§ **Figure collection entries**
※ ※ ※
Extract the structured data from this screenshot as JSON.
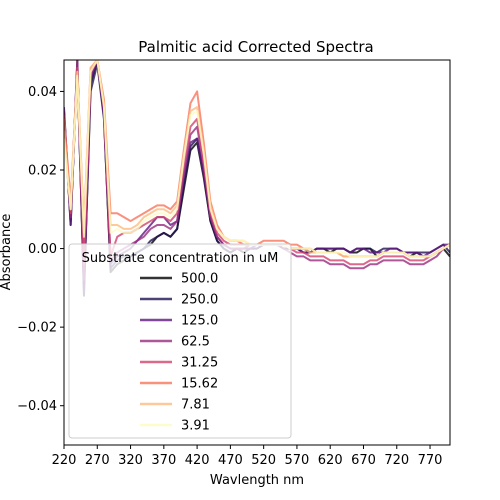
{
  "chart_data": {
    "type": "line",
    "title": "Palmitic acid Corrected Spectra",
    "xlabel": "Wavlength nm",
    "ylabel": "Absorbance",
    "xlim": [
      220,
      800
    ],
    "ylim": [
      -0.05,
      0.048
    ],
    "xticks": [
      "220",
      "270",
      "320",
      "370",
      "420",
      "470",
      "520",
      "570",
      "620",
      "670",
      "720",
      "770"
    ],
    "yticks": [
      "0.04",
      "0.02",
      "0.00",
      "−0.02",
      "−0.04"
    ],
    "grid": false,
    "legend": {
      "title": "Substrate concentration in uM",
      "placement": "lower-left"
    },
    "x": [
      220,
      230,
      240,
      250,
      260,
      270,
      280,
      290,
      300,
      310,
      320,
      330,
      340,
      350,
      360,
      370,
      380,
      390,
      400,
      410,
      420,
      430,
      440,
      450,
      460,
      470,
      480,
      490,
      500,
      510,
      520,
      530,
      540,
      550,
      560,
      570,
      580,
      590,
      600,
      610,
      620,
      630,
      640,
      650,
      660,
      670,
      680,
      690,
      700,
      710,
      720,
      730,
      740,
      750,
      760,
      770,
      780,
      790,
      800
    ],
    "series": [
      {
        "name": "500.0",
        "color": "#000004",
        "values": [
          0.035,
          0.006,
          0.048,
          -0.012,
          0.042,
          0.048,
          0.034,
          -0.006,
          -0.004,
          -0.003,
          -0.002,
          -0.001,
          0.0,
          0.001,
          0.003,
          0.004,
          0.003,
          0.005,
          0.015,
          0.025,
          0.027,
          0.018,
          0.007,
          0.002,
          0.0,
          -0.001,
          0.0,
          -0.001,
          0.0,
          0.0,
          0.001,
          0.001,
          0.001,
          0.0,
          0.0,
          0.0,
          0.0,
          -0.001,
          0.0,
          0.0,
          -0.001,
          0.0,
          0.0,
          -0.001,
          -0.001,
          0.0,
          0.0,
          -0.002,
          -0.001,
          -0.001,
          -0.001,
          -0.001,
          -0.002,
          -0.001,
          -0.002,
          -0.002,
          -0.001,
          0.0,
          -0.002
        ]
      },
      {
        "name": "250.0",
        "color": "#221150",
        "values": [
          0.034,
          0.007,
          0.046,
          -0.01,
          0.04,
          0.047,
          0.033,
          -0.005,
          -0.003,
          -0.002,
          -0.002,
          -0.001,
          0.0,
          0.002,
          0.003,
          0.004,
          0.003,
          0.005,
          0.016,
          0.026,
          0.028,
          0.019,
          0.007,
          0.002,
          0.0,
          -0.001,
          0.0,
          0.0,
          0.0,
          0.0,
          0.001,
          0.001,
          0.001,
          0.0,
          0.0,
          0.0,
          -0.001,
          -0.001,
          0.0,
          0.0,
          0.0,
          0.0,
          0.0,
          -0.001,
          0.0,
          0.0,
          0.0,
          -0.001,
          0.0,
          0.0,
          0.0,
          -0.001,
          -0.001,
          -0.001,
          -0.001,
          -0.001,
          0.0,
          0.001,
          -0.001
        ]
      },
      {
        "name": "125.0",
        "color": "#5f187f",
        "values": [
          0.036,
          0.006,
          0.047,
          -0.011,
          0.043,
          0.048,
          0.034,
          -0.004,
          -0.002,
          -0.001,
          0.0,
          0.002,
          0.004,
          0.006,
          0.008,
          0.008,
          0.006,
          0.007,
          0.018,
          0.027,
          0.028,
          0.019,
          0.008,
          0.003,
          0.001,
          0.0,
          0.0,
          0.0,
          0.0,
          0.001,
          0.001,
          0.001,
          0.001,
          0.001,
          0.0,
          0.0,
          -0.001,
          -0.001,
          0.0,
          0.0,
          0.0,
          0.0,
          0.0,
          -0.001,
          0.0,
          0.0,
          -0.001,
          -0.001,
          -0.001,
          0.0,
          0.0,
          -0.001,
          -0.001,
          -0.001,
          -0.002,
          -0.001,
          0.0,
          0.001,
          0.001
        ]
      },
      {
        "name": "62.5",
        "color": "#982d80",
        "values": [
          0.035,
          0.008,
          0.048,
          -0.008,
          0.044,
          0.048,
          0.035,
          -0.003,
          -0.001,
          0.0,
          0.001,
          0.002,
          0.003,
          0.005,
          0.006,
          0.006,
          0.005,
          0.007,
          0.019,
          0.029,
          0.031,
          0.021,
          0.008,
          0.003,
          0.001,
          0.0,
          0.0,
          0.0,
          0.001,
          0.001,
          0.001,
          0.001,
          0.001,
          0.0,
          -0.001,
          -0.002,
          -0.002,
          -0.003,
          -0.003,
          -0.003,
          -0.004,
          -0.004,
          -0.004,
          -0.005,
          -0.005,
          -0.005,
          -0.004,
          -0.004,
          -0.003,
          -0.003,
          -0.003,
          -0.003,
          -0.004,
          -0.004,
          -0.004,
          -0.003,
          -0.002,
          0.0,
          0.001
        ]
      },
      {
        "name": "31.25",
        "color": "#d3436e",
        "values": [
          0.034,
          0.009,
          0.046,
          -0.004,
          0.045,
          0.048,
          0.036,
          -0.002,
          0.003,
          0.004,
          0.004,
          0.005,
          0.006,
          0.007,
          0.008,
          0.008,
          0.007,
          0.009,
          0.021,
          0.031,
          0.033,
          0.022,
          0.009,
          0.004,
          0.002,
          0.001,
          0.001,
          0.001,
          0.001,
          0.001,
          0.001,
          0.001,
          0.001,
          0.001,
          0.0,
          -0.001,
          -0.001,
          -0.002,
          -0.002,
          -0.002,
          -0.003,
          -0.003,
          -0.003,
          -0.004,
          -0.004,
          -0.004,
          -0.003,
          -0.003,
          -0.002,
          -0.002,
          -0.002,
          -0.002,
          -0.003,
          -0.003,
          -0.003,
          -0.002,
          -0.001,
          0.0,
          0.001
        ]
      },
      {
        "name": "15.62",
        "color": "#f8765c",
        "values": [
          0.033,
          0.012,
          0.045,
          0.005,
          0.046,
          0.048,
          0.038,
          0.009,
          0.009,
          0.008,
          0.007,
          0.008,
          0.009,
          0.01,
          0.011,
          0.011,
          0.01,
          0.012,
          0.025,
          0.037,
          0.04,
          0.027,
          0.012,
          0.006,
          0.003,
          0.002,
          0.002,
          0.001,
          0.001,
          0.001,
          0.002,
          0.002,
          0.002,
          0.002,
          0.001,
          0.001,
          0.0,
          0.0,
          -0.001,
          -0.001,
          -0.001,
          -0.001,
          -0.002,
          -0.002,
          -0.002,
          -0.002,
          -0.002,
          -0.002,
          -0.001,
          -0.001,
          -0.001,
          -0.001,
          -0.002,
          -0.002,
          -0.002,
          -0.002,
          -0.001,
          0.0,
          0.001
        ]
      },
      {
        "name": "7.81",
        "color": "#febb81",
        "values": [
          0.03,
          0.01,
          0.045,
          0.004,
          0.046,
          0.048,
          0.037,
          0.006,
          0.006,
          0.005,
          0.005,
          0.006,
          0.008,
          0.009,
          0.01,
          0.01,
          0.009,
          0.011,
          0.024,
          0.035,
          0.036,
          0.025,
          0.011,
          0.005,
          0.003,
          0.002,
          0.002,
          0.002,
          0.001,
          0.001,
          0.001,
          0.001,
          0.001,
          0.001,
          0.0,
          0.0,
          0.0,
          -0.001,
          -0.001,
          -0.001,
          -0.001,
          -0.001,
          -0.002,
          -0.002,
          -0.002,
          -0.002,
          -0.002,
          -0.002,
          -0.001,
          -0.001,
          -0.001,
          -0.001,
          -0.002,
          -0.002,
          -0.002,
          -0.002,
          -0.001,
          0.0,
          0.001
        ]
      },
      {
        "name": "3.91",
        "color": "#fcfdbf",
        "values": [
          0.028,
          0.01,
          0.044,
          0.003,
          0.045,
          0.048,
          0.036,
          0.004,
          0.005,
          0.004,
          0.004,
          0.005,
          0.007,
          0.008,
          0.009,
          0.009,
          0.008,
          0.01,
          0.023,
          0.034,
          0.035,
          0.024,
          0.01,
          0.005,
          0.003,
          0.002,
          0.002,
          0.002,
          0.001,
          0.001,
          0.001,
          0.001,
          0.001,
          0.001,
          0.0,
          0.0,
          0.0,
          0.0,
          -0.001,
          -0.001,
          -0.001,
          -0.001,
          -0.001,
          -0.002,
          -0.002,
          -0.002,
          -0.002,
          -0.002,
          -0.001,
          -0.001,
          -0.001,
          -0.001,
          -0.002,
          -0.002,
          -0.002,
          -0.002,
          -0.001,
          0.0,
          0.001
        ]
      }
    ]
  }
}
※ ※ ※
§ **Set problem**
Count every line of the records that holds "color". State the number, nothing else.

§ **Full response**
8